Goal
Return all of the entries word for word, but omit the pictures they contain.

□ □ □ □ □

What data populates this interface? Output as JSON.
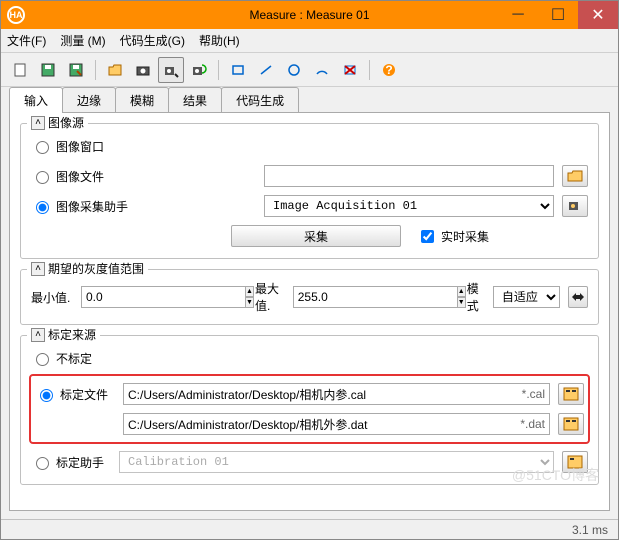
{
  "title": "Measure : Measure 01",
  "menubar": {
    "file": "文件(F)",
    "measure": "测量 (M)",
    "codegen": "代码生成(G)",
    "help": "帮助(H)"
  },
  "tabs": [
    "输入",
    "边缘",
    "模糊",
    "结果",
    "代码生成"
  ],
  "groups": {
    "image_source": {
      "legend": "图像源",
      "opt_window": "图像窗口",
      "opt_file": "图像文件",
      "opt_assistant": "图像采集助手",
      "assistant_value": "Image Acquisition 01",
      "acquire_btn": "采集",
      "realtime_chk": "实时采集"
    },
    "gray_range": {
      "legend": "期望的灰度值范围",
      "min_label": "最小值.",
      "min_value": "0.0",
      "max_label": "最大值.",
      "max_value": "255.0",
      "mode_label": "模式",
      "mode_value": "自适应"
    },
    "calib_source": {
      "legend": "标定来源",
      "opt_none": "不标定",
      "opt_file": "标定文件",
      "path1": "C:/Users/Administrator/Desktop/相机内参.cal",
      "ext1": "*.cal",
      "path2": "C:/Users/Administrator/Desktop/相机外参.dat",
      "ext2": "*.dat",
      "opt_assistant": "标定助手",
      "assistant_value": "Calibration 01"
    }
  },
  "status": "3.1 ms",
  "watermark": "@51CTO博客"
}
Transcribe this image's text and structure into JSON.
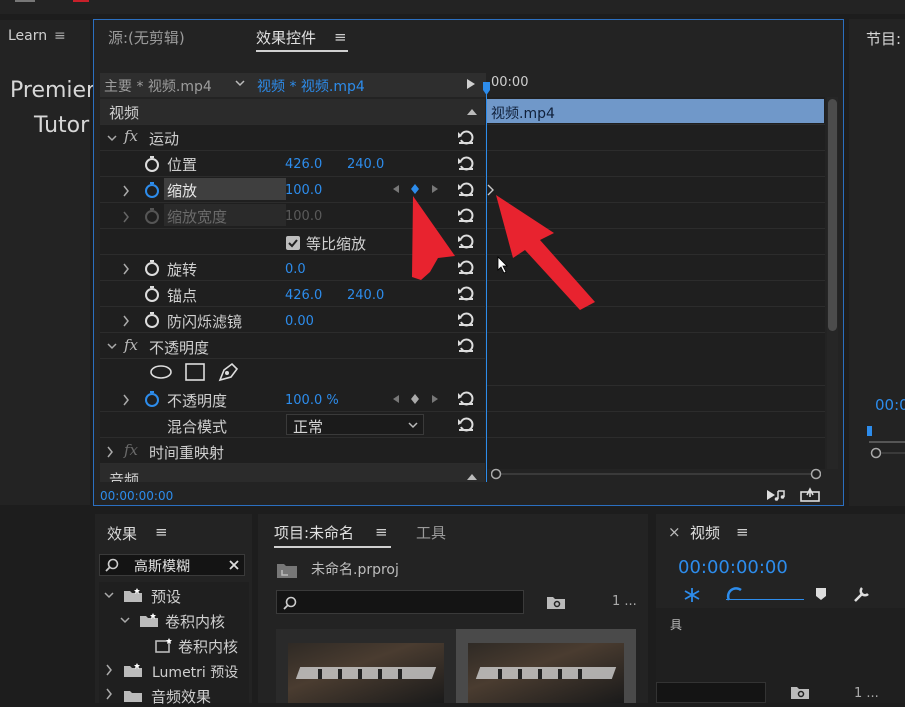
{
  "learn": {
    "tab": "Learn",
    "menu": "≡",
    "line1": "Premier",
    "line2": "Tutor"
  },
  "effect_controls": {
    "tab_source": "源:(无剪辑)",
    "tab_effects": "效果控件",
    "tab_menu": "≡",
    "clip_master": "主要 * 视频.mp4",
    "clip_current": "视频 * 视频.mp4",
    "ruler_time": "00:00",
    "clip_block": "视频.mp4",
    "rows": {
      "video": "视频",
      "motion": "运动",
      "position": "位置",
      "position_x": "426.0",
      "position_y": "240.0",
      "scale": "缩放",
      "scale_val": "100.0",
      "scale_width": "缩放宽度",
      "scale_width_val": "100.0",
      "uniform_scale": "等比缩放",
      "rotation": "旋转",
      "rotation_val": "0.0",
      "anchor": "锚点",
      "anchor_x": "426.0",
      "anchor_y": "240.0",
      "anti_flicker": "防闪烁滤镜",
      "anti_flicker_val": "0.00",
      "opacity_group": "不透明度",
      "opacity": "不透明度",
      "opacity_val": "100.0 %",
      "blend": "混合模式",
      "blend_val": "正常",
      "time_remap": "时间重映射",
      "audio": "音频"
    },
    "bottom_time": "00:00:00:00"
  },
  "program": {
    "title": "节目:",
    "time": "00:0"
  },
  "effects_panel": {
    "title": "效果",
    "menu": "≡",
    "search_value": "高斯模糊",
    "tree": {
      "presets": "预设",
      "convolution": "卷积内核",
      "convolution_item": "卷积内核",
      "lumetri": "Lumetri 预设",
      "audio_effects": "音频效果"
    }
  },
  "project_panel": {
    "tab_project": "项目:未命名",
    "menu": "≡",
    "tab_tools": "工具",
    "file": "未命名.prproj",
    "count": "1 ..."
  },
  "timeline_panel": {
    "close": "×",
    "title": "视频",
    "menu": "≡",
    "time": "00:00:00:00",
    "track_label": "具",
    "count": "1 ..."
  },
  "colors": {
    "accent": "#2d8ceb",
    "panel_border": "#2b6fc0",
    "clip_block": "#7098c9",
    "annotation_arrow": "#e8232f"
  }
}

□ □ □ □ □

Response below
What data populates this interface? Output as JSON.
{
  "title": "Measure : Measure 01",
  "menubar": {
    "file": "文件(F)",
    "measure": "测量 (M)",
    "codegen": "代码生成(G)",
    "help": "帮助(H)"
  },
  "tabs": [
    "输入",
    "边缘",
    "模糊",
    "结果",
    "代码生成"
  ],
  "groups": {
    "image_source": {
      "legend": "图像源",
      "opt_window": "图像窗口",
      "opt_file": "图像文件",
      "opt_assistant": "图像采集助手",
      "assistant_value": "Image Acquisition 01",
      "acquire_btn": "采集",
      "realtime_chk": "实时采集"
    },
    "gray_range": {
      "legend": "期望的灰度值范围",
      "min_label": "最小值.",
      "min_value": "0.0",
      "max_label": "最大值.",
      "max_value": "255.0",
      "mode_label": "模式",
      "mode_value": "自适应"
    },
    "calib_source": {
      "legend": "标定来源",
      "opt_none": "不标定",
      "opt_file": "标定文件",
      "path1": "C:/Users/Administrator/Desktop/相机内参.cal",
      "ext1": "*.cal",
      "path2": "C:/Users/Administrator/Desktop/相机外参.dat",
      "ext2": "*.dat",
      "opt_assistant": "标定助手",
      "assistant_value": "Calibration 01"
    }
  },
  "status": "3.1 ms",
  "watermark": "@51CTO博客"
}
Transcribe this image's text and structure into JSON.
{
  "learn": {
    "tab": "Learn",
    "menu": "≡",
    "line1": "Premier",
    "line2": "Tutor"
  },
  "effect_controls": {
    "tab_source": "源:(无剪辑)",
    "tab_effects": "效果控件",
    "tab_menu": "≡",
    "clip_master": "主要 * 视频.mp4",
    "clip_current": "视频 * 视频.mp4",
    "ruler_time": "00:00",
    "clip_block": "视频.mp4",
    "rows": {
      "video": "视频",
      "motion": "运动",
      "position": "位置",
      "position_x": "426.0",
      "position_y": "240.0",
      "scale": "缩放",
      "scale_val": "100.0",
      "scale_width": "缩放宽度",
      "scale_width_val": "100.0",
      "uniform_scale": "等比缩放",
      "rotation": "旋转",
      "rotation_val": "0.0",
      "anchor": "锚点",
      "anchor_x": "426.0",
      "anchor_y": "240.0",
      "anti_flicker": "防闪烁滤镜",
      "anti_flicker_val": "0.00",
      "opacity_group": "不透明度",
      "opacity": "不透明度",
      "opacity_val": "100.0 %",
      "blend": "混合模式",
      "blend_val": "正常",
      "time_remap": "时间重映射",
      "audio": "音频"
    },
    "bottom_time": "00:00:00:00"
  },
  "program": {
    "title": "节目:",
    "time": "00:0"
  },
  "effects_panel": {
    "title": "效果",
    "menu": "≡",
    "search_value": "高斯模糊",
    "tree": {
      "presets": "预设",
      "convolution": "卷积内核",
      "convolution_item": "卷积内核",
      "lumetri": "Lumetri 预设",
      "audio_effects": "音频效果"
    }
  },
  "project_panel": {
    "tab_project": "项目:未命名",
    "menu": "≡",
    "tab_tools": "工具",
    "file": "未命名.prproj",
    "count": "1 ..."
  },
  "timeline_panel": {
    "close": "×",
    "title": "视频",
    "menu": "≡",
    "time": "00:00:00:00",
    "track_label": "具",
    "count": "1 ..."
  },
  "colors": {
    "accent": "#2d8ceb",
    "panel_border": "#2b6fc0",
    "clip_block": "#7098c9",
    "annotation_arrow": "#e8232f"
  }
}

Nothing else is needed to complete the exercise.